Information provided ->

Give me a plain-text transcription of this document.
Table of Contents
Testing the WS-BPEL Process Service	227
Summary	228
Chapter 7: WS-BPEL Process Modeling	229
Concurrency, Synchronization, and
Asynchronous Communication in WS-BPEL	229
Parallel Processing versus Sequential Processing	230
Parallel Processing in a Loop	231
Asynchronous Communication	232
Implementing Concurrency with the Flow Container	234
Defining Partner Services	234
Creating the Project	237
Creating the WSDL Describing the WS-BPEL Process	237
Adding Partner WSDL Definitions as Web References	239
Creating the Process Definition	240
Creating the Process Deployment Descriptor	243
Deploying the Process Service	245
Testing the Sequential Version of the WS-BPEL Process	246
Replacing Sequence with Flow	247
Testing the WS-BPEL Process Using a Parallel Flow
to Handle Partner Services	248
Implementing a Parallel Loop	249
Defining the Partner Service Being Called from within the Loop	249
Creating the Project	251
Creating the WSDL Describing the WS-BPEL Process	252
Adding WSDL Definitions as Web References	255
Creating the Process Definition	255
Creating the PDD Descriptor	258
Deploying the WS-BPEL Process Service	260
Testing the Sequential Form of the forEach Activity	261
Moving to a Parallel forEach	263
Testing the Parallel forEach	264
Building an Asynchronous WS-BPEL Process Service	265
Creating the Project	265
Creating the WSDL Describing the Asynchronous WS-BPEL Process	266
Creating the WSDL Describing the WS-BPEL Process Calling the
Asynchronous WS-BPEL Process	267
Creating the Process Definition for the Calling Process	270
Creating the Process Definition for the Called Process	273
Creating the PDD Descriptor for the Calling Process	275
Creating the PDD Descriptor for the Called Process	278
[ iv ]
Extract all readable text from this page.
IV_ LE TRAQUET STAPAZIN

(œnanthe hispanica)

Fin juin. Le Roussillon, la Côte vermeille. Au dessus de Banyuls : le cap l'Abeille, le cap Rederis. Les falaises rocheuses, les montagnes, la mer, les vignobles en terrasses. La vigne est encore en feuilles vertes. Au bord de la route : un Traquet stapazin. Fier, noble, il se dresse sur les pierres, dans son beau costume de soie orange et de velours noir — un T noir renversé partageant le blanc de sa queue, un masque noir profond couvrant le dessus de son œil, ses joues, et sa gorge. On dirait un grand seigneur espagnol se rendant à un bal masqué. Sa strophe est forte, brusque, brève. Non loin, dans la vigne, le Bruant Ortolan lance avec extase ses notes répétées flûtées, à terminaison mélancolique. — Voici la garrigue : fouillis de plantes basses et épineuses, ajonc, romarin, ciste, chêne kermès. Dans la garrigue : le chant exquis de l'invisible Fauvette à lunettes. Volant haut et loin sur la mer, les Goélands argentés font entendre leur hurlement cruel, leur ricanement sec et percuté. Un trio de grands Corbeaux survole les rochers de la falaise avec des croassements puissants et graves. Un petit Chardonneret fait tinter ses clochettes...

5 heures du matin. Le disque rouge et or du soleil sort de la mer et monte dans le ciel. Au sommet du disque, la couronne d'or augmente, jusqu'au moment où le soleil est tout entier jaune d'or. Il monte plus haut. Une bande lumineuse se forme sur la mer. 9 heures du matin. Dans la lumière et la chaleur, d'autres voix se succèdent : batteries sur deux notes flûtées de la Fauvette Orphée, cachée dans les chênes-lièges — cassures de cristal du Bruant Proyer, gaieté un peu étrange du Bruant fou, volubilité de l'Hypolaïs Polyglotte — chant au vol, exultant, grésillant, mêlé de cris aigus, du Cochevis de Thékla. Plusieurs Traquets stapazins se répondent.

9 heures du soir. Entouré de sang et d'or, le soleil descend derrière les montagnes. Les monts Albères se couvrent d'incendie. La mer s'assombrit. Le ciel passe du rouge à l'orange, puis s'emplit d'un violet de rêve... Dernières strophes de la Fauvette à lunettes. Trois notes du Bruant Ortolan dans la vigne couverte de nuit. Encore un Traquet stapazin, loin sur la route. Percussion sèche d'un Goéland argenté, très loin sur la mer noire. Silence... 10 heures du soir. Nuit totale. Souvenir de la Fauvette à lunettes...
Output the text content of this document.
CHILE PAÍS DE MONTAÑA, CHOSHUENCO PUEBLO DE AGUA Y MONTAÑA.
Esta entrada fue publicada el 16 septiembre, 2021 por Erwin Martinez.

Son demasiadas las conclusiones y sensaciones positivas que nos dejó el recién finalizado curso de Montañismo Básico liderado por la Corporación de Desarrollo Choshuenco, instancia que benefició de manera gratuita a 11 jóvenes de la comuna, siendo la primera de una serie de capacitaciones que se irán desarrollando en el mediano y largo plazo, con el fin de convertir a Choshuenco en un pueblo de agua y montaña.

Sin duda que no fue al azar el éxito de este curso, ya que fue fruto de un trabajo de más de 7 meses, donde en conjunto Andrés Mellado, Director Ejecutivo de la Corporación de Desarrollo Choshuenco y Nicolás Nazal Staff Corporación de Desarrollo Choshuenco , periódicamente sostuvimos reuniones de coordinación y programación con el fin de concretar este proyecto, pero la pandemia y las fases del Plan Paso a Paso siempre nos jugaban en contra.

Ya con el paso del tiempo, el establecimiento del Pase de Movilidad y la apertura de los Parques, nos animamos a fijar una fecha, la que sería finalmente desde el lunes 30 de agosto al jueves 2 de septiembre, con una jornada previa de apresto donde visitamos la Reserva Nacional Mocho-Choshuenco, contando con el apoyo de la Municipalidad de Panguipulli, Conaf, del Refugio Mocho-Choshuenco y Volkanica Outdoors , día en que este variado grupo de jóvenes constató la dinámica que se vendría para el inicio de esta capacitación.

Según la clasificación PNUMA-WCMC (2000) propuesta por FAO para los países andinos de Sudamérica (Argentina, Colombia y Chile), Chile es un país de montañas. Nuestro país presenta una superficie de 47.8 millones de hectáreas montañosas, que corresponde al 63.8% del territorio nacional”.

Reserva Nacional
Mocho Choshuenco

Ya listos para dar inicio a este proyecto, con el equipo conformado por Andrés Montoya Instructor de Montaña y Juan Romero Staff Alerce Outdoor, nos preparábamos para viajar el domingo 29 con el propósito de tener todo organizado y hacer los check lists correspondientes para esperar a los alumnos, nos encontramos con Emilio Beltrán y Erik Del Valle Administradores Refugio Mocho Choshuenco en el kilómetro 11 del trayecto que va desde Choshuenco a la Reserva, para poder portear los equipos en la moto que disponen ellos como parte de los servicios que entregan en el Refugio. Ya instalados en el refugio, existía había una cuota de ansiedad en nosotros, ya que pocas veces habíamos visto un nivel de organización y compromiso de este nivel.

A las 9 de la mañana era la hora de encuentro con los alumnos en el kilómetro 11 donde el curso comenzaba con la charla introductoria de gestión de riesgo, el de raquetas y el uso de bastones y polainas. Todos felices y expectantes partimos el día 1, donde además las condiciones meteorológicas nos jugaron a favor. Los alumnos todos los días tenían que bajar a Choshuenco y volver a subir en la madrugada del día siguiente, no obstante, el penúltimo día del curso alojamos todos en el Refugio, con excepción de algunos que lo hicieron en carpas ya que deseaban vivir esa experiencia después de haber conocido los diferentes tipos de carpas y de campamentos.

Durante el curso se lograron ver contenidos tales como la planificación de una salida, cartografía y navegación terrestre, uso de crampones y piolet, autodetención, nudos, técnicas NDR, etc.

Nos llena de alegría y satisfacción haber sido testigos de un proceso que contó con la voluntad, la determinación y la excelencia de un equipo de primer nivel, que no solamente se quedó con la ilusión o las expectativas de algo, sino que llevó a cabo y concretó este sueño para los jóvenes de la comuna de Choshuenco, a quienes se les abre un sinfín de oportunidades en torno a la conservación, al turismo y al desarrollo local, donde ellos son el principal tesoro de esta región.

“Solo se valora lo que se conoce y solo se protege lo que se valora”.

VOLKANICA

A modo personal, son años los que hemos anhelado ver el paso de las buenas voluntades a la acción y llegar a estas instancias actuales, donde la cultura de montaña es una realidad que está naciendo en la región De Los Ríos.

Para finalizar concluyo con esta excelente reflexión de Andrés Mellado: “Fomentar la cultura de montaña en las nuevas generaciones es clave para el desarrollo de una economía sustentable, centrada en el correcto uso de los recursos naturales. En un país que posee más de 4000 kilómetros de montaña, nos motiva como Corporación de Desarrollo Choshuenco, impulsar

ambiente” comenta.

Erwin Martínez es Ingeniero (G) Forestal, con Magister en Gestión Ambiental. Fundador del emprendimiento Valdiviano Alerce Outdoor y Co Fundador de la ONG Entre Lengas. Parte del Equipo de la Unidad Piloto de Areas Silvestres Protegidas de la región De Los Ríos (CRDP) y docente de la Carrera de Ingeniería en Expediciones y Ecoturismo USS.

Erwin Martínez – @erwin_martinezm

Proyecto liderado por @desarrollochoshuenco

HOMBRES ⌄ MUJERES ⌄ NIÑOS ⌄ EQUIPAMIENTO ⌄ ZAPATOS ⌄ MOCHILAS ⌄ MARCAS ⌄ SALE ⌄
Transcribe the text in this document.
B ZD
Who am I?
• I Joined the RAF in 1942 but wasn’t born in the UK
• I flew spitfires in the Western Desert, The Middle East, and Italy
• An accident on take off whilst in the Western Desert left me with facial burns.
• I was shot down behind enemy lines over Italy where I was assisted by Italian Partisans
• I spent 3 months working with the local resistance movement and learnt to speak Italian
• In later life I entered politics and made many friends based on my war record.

Task details ->
Extract every line containing the string "Partner" from the data above.

Result of the task ->
Defining Partner Services	234
Adding Partner WSDL Definitions as Web References	239
to Handle Partner Services	248
Defining the Partner Service Being Called from within the Loop	249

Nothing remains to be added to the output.